> Given request:
Omit the pictures from the entries below and retype everything else exactly.

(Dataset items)
* begin *

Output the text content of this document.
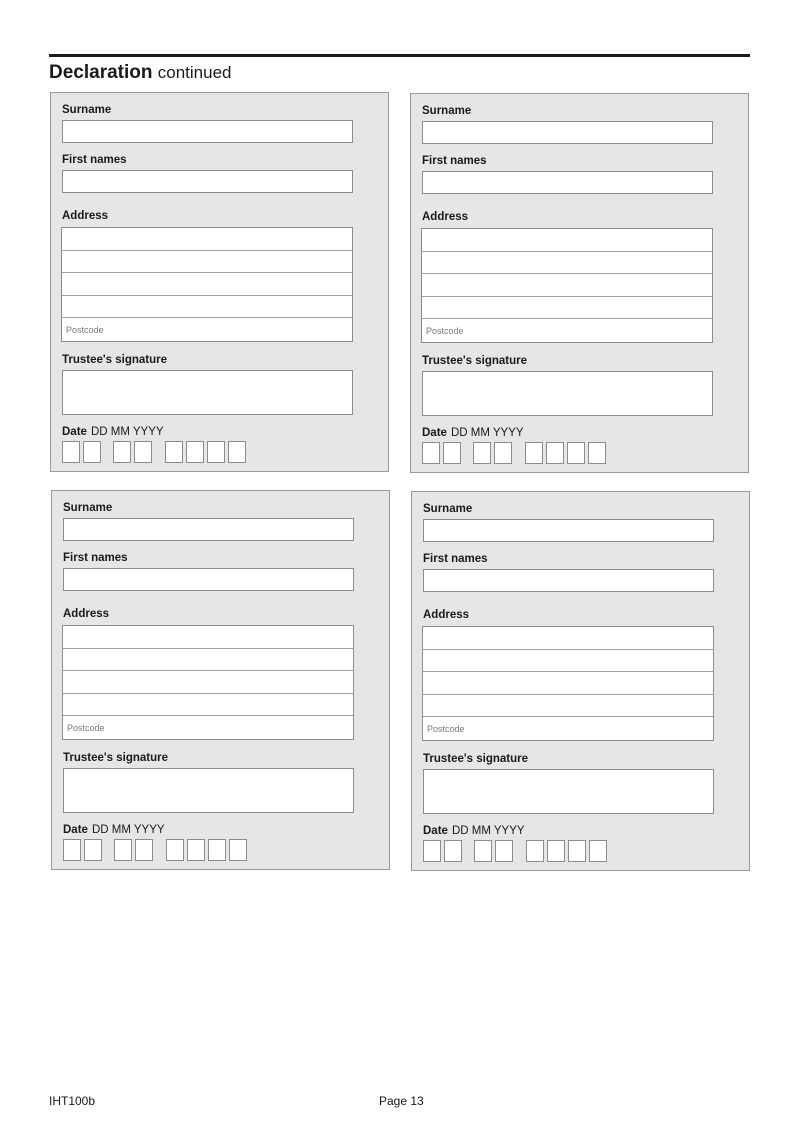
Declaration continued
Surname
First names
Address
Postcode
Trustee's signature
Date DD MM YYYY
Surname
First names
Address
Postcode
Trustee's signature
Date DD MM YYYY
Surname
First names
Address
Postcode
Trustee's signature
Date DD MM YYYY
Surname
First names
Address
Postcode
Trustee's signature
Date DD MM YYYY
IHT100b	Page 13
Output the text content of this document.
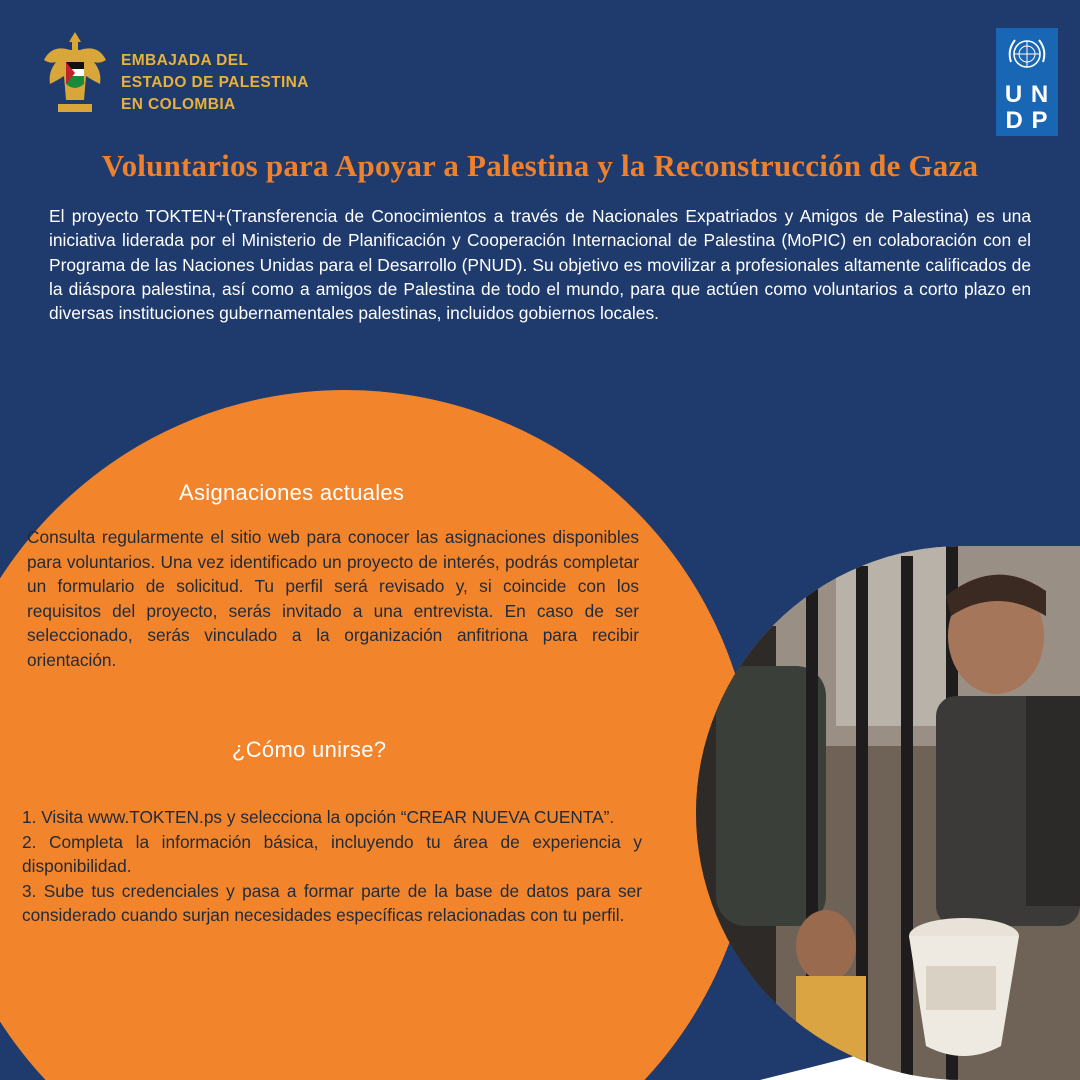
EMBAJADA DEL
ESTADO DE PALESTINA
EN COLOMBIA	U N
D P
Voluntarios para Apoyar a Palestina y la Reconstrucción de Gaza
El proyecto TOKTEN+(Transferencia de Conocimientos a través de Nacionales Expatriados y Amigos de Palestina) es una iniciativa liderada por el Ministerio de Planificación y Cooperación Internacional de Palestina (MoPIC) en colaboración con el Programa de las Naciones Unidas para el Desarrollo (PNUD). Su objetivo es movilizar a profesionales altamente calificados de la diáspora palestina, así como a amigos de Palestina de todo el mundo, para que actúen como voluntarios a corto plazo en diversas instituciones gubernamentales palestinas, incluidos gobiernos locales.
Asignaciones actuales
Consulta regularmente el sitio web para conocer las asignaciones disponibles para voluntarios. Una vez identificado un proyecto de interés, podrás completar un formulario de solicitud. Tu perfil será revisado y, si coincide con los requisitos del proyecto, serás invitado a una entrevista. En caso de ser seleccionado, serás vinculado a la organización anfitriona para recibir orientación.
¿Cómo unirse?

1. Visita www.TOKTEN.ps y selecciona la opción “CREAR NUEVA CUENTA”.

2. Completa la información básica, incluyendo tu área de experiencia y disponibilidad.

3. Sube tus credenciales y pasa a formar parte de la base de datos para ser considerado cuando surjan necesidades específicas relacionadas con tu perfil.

* end *

> Output:
Output the text content of this document.
Declaration continued
Surname
First names
Address
Postcode
Trustee's signature
Date DD MM YYYY
Surname
First names
Address
Postcode
Trustee's signature
Date DD MM YYYY
Surname
First names
Address
Postcode
Trustee's signature
Date DD MM YYYY
Surname
First names
Address
Postcode
Trustee's signature
Date DD MM YYYY
IHT100b	Page 13
Output the text content of this document.
EMBAJADA DEL
ESTADO DE PALESTINA
EN COLOMBIA	U N
D P
Voluntarios para Apoyar a Palestina y la Reconstrucción de Gaza
El proyecto TOKTEN+(Transferencia de Conocimientos a través de Nacionales Expatriados y Amigos de Palestina) es una iniciativa liderada por el Ministerio de Planificación y Cooperación Internacional de Palestina (MoPIC) en colaboración con el Programa de las Naciones Unidas para el Desarrollo (PNUD). Su objetivo es movilizar a profesionales altamente calificados de la diáspora palestina, así como a amigos de Palestina de todo el mundo, para que actúen como voluntarios a corto plazo en diversas instituciones gubernamentales palestinas, incluidos gobiernos locales.
Asignaciones actuales
Consulta regularmente el sitio web para conocer las asignaciones disponibles para voluntarios. Una vez identificado un proyecto de interés, podrás completar un formulario de solicitud. Tu perfil será revisado y, si coincide con los requisitos del proyecto, serás invitado a una entrevista. En caso de ser seleccionado, serás vinculado a la organización anfitriona para recibir orientación.
¿Cómo unirse?

1. Visita www.TOKTEN.ps y selecciona la opción “CREAR NUEVA CUENTA”.

2. Completa la información básica, incluyendo tu área de experiencia y disponibilidad.

3. Sube tus credenciales y pasa a formar parte de la base de datos para ser considerado cuando surjan necesidades específicas relacionadas con tu perfil.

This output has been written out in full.